§ **DIRECTION**: Starting at the line with "What's the underlying" in it, reproduce each line below through the last one, exactly, and include nothing else.

* begin *

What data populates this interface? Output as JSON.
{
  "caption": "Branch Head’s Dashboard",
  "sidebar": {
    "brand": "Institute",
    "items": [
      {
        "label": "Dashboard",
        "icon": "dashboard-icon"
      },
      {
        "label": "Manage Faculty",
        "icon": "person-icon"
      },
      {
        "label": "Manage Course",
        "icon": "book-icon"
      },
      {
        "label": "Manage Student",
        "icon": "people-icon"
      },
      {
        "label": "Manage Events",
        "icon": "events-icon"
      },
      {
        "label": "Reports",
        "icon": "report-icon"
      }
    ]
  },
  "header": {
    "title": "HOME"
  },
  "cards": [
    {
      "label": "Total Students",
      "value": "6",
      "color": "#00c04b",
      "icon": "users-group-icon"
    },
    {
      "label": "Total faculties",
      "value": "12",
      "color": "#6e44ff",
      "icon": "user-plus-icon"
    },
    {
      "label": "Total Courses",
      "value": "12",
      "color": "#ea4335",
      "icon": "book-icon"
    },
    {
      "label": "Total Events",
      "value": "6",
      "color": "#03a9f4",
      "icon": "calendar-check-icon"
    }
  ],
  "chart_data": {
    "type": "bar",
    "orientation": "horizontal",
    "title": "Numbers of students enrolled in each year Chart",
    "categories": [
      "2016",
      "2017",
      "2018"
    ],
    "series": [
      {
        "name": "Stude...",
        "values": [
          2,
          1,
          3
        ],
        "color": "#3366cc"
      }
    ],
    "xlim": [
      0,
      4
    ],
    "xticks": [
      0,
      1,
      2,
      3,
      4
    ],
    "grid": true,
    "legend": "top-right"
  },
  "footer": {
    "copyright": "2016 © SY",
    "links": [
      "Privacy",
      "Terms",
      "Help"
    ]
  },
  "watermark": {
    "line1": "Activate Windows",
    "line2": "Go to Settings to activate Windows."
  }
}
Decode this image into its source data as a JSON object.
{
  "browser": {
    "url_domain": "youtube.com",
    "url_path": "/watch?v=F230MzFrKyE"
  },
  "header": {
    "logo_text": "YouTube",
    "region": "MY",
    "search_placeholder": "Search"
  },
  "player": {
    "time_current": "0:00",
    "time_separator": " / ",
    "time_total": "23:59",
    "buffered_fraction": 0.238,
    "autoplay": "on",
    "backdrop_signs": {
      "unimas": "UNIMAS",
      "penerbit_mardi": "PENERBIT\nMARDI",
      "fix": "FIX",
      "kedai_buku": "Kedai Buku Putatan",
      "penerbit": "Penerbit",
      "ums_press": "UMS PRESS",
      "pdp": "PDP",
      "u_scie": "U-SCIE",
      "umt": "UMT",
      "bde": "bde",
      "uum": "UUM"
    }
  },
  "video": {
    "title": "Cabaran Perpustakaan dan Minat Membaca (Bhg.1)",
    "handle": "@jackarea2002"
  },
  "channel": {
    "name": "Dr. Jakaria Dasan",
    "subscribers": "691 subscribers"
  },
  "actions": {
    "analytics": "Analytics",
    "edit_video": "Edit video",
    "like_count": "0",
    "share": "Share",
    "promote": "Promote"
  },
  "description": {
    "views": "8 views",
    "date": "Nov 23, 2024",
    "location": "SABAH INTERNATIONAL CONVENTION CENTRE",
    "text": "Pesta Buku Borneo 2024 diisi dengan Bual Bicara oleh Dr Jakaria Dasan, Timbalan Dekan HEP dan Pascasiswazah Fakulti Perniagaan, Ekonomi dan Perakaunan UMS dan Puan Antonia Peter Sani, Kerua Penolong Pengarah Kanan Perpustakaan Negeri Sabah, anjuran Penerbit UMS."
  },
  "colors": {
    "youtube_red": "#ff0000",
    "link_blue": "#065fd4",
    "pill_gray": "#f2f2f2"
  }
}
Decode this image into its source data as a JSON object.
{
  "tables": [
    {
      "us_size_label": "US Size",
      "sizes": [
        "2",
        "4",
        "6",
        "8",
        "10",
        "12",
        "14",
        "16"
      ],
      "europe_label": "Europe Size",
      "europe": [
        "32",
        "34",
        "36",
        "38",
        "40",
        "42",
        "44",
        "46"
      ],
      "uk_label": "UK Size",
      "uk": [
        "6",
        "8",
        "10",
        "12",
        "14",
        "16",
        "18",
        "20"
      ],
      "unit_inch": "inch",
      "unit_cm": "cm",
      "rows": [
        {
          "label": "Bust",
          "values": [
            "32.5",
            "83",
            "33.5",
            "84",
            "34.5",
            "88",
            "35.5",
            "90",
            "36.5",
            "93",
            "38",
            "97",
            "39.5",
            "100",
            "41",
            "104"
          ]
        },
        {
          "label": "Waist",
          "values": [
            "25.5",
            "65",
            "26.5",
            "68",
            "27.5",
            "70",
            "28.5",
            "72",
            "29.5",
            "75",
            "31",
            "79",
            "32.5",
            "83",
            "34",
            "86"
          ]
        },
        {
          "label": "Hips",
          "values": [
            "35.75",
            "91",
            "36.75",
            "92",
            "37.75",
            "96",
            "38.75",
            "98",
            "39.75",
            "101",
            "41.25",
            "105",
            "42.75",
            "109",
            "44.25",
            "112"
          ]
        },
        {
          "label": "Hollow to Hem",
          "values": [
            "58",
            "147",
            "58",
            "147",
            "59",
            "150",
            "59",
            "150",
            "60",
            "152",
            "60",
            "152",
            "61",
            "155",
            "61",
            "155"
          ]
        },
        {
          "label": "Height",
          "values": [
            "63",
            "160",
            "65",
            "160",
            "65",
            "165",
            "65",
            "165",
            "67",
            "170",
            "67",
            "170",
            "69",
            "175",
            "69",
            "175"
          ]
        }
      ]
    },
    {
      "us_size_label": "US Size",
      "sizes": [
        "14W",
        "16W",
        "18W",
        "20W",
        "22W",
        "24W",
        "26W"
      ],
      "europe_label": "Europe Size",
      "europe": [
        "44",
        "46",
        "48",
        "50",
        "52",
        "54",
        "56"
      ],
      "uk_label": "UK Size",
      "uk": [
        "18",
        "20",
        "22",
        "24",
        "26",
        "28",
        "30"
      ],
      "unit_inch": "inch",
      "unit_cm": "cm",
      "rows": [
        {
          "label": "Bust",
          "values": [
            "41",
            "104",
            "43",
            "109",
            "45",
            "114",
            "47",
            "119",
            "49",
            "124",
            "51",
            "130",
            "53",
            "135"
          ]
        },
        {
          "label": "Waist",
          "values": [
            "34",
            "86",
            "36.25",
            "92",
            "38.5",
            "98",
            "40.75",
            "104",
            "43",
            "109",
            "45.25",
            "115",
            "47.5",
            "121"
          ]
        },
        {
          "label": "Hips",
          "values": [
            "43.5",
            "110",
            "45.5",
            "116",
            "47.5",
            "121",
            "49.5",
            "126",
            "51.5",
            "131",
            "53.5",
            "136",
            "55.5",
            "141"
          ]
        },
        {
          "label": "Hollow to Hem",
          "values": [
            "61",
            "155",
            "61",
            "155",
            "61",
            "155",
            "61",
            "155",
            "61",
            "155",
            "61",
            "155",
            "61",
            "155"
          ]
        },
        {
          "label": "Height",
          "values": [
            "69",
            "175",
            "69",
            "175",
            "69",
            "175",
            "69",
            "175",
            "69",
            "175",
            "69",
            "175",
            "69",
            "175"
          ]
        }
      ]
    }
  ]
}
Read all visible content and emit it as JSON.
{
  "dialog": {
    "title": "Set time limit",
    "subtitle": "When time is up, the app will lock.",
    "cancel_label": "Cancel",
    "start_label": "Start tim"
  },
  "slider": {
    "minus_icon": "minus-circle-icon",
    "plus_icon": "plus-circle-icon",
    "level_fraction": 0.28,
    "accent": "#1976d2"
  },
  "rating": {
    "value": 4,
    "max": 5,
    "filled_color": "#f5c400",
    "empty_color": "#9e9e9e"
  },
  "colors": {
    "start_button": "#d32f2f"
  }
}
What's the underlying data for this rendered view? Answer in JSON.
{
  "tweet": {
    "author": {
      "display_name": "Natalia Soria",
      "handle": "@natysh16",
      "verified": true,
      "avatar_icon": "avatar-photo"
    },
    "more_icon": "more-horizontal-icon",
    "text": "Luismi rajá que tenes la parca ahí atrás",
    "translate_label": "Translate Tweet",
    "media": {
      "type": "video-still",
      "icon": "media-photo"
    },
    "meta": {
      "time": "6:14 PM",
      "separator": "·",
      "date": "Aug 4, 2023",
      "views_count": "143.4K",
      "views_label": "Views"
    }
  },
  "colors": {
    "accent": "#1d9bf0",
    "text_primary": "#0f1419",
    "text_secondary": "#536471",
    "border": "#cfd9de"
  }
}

* end *

§ **RESPONSE TO THE EXERCISE**:
What's the underlying data for this rendered view? Answer in JSON.
{
  "tweet": {
    "author": {
      "display_name": "Natalia Soria",
      "handle": "@natysh16",
      "verified": true,
      "avatar_icon": "avatar-photo"
    },
    "more_icon": "more-horizontal-icon",
    "text": "Luismi rajá que tenes la parca ahí atrás",
    "translate_label": "Translate Tweet",
    "media": {
      "type": "video-still",
      "icon": "media-photo"
    },
    "meta": {
      "time": "6:14 PM",
      "separator": "·",
      "date": "Aug 4, 2023",
      "views_count": "143.4K",
      "views_label": "Views"
    }
  },
  "colors": {
    "accent": "#1d9bf0",
    "text_primary": "#0f1419",
    "text_secondary": "#536471",
    "border": "#cfd9de"
  }
}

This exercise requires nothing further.